Dataset records -
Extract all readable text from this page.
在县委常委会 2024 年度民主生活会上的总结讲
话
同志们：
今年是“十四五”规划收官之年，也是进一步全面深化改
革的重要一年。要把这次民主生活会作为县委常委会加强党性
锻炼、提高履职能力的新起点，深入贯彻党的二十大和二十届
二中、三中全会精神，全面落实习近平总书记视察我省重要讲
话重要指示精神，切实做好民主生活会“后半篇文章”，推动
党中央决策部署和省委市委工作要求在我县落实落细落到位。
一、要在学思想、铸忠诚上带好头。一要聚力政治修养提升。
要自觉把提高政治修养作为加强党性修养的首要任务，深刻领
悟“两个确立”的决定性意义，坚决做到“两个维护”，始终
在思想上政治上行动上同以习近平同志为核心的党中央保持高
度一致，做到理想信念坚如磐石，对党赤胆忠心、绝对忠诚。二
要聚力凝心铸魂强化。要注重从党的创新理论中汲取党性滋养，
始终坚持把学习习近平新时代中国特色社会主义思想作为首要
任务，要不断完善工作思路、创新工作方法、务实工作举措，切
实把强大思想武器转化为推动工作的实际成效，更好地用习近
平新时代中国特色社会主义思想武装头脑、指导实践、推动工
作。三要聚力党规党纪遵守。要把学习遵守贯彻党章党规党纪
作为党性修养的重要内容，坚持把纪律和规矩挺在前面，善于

...

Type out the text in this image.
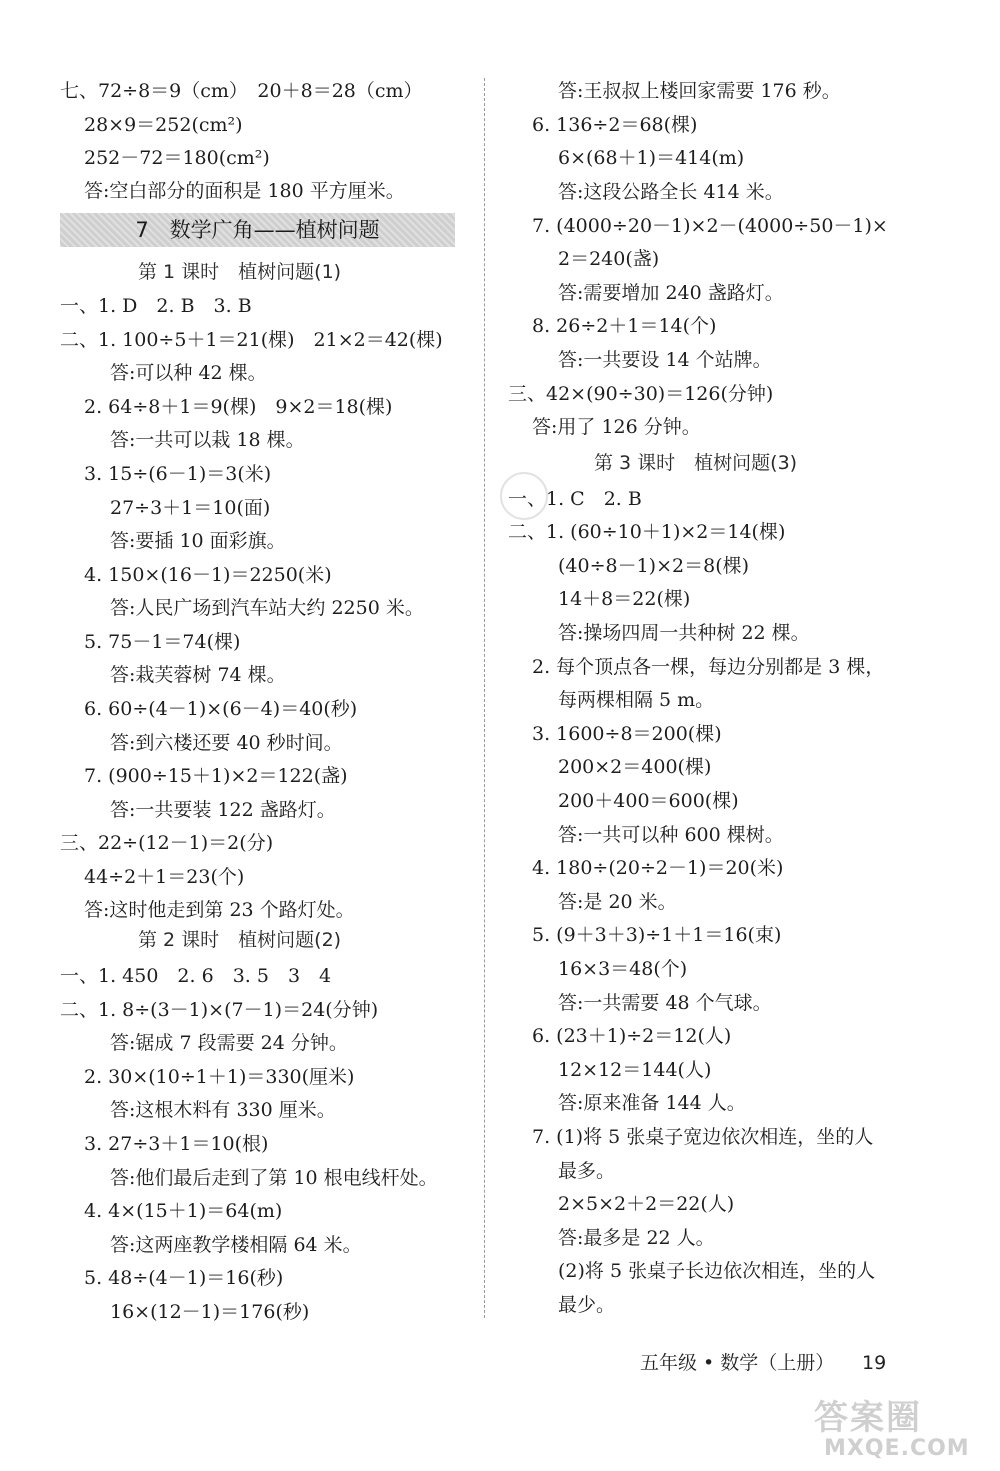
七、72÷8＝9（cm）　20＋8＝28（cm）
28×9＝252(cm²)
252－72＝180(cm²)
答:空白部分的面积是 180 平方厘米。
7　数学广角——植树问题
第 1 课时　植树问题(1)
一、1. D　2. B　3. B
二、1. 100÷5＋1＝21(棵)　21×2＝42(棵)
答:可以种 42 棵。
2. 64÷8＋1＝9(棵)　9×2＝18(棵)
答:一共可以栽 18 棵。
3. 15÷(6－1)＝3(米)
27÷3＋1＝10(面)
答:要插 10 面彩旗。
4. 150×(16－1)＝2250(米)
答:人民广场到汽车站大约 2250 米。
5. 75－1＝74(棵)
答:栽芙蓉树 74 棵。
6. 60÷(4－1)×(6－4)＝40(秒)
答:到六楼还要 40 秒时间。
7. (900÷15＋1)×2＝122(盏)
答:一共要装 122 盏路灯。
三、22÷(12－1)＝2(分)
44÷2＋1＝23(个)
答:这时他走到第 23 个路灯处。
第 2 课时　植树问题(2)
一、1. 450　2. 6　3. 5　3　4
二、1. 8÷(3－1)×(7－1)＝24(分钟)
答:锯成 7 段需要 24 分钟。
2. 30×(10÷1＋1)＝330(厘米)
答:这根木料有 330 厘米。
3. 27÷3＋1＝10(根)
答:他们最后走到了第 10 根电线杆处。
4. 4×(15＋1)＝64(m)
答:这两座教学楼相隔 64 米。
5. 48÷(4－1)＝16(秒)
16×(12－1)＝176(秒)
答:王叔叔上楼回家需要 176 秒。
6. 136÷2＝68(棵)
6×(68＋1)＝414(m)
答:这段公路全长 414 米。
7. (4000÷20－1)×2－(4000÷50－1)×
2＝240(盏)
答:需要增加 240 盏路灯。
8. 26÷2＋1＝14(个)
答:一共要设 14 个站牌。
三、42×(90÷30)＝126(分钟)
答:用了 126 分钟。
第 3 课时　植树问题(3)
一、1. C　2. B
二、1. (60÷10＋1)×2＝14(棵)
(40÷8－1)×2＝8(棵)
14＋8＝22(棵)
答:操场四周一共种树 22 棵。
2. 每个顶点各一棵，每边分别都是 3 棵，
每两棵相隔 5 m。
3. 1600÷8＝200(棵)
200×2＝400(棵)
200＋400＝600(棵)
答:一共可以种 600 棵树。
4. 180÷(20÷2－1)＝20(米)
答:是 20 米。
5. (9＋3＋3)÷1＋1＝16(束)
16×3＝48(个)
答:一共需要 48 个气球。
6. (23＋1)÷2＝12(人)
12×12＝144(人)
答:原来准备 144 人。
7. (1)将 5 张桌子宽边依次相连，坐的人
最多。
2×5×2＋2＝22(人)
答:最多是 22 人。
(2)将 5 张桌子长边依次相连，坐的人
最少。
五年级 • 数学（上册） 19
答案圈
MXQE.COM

==

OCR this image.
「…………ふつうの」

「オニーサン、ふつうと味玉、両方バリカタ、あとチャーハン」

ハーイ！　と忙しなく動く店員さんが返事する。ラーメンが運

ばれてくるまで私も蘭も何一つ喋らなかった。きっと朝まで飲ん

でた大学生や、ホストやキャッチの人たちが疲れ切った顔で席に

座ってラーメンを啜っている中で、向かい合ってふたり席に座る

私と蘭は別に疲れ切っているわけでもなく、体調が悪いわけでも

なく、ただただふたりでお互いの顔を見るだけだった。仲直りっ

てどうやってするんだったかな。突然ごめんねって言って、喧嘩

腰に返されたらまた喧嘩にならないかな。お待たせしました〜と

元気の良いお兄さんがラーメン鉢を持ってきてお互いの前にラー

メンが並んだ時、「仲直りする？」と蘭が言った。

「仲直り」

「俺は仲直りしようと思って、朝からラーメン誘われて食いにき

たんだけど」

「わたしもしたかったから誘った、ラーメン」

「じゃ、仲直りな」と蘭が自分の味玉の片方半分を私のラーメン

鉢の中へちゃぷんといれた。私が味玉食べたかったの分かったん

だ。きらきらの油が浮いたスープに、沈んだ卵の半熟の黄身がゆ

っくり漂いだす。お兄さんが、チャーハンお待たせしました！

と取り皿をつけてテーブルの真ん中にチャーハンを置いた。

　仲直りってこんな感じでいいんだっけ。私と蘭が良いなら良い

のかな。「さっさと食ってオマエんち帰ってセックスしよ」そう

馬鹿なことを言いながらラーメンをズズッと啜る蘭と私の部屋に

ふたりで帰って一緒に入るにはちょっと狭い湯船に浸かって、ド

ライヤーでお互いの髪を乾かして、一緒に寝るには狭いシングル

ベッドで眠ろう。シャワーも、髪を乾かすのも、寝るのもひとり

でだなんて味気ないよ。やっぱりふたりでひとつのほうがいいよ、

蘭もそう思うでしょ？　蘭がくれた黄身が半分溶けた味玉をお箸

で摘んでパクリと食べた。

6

Description of the task - Where a line in the entries holds the word "text", copy that line.

Solution below -
Extract all readable text from this page.
Type out the text in this image.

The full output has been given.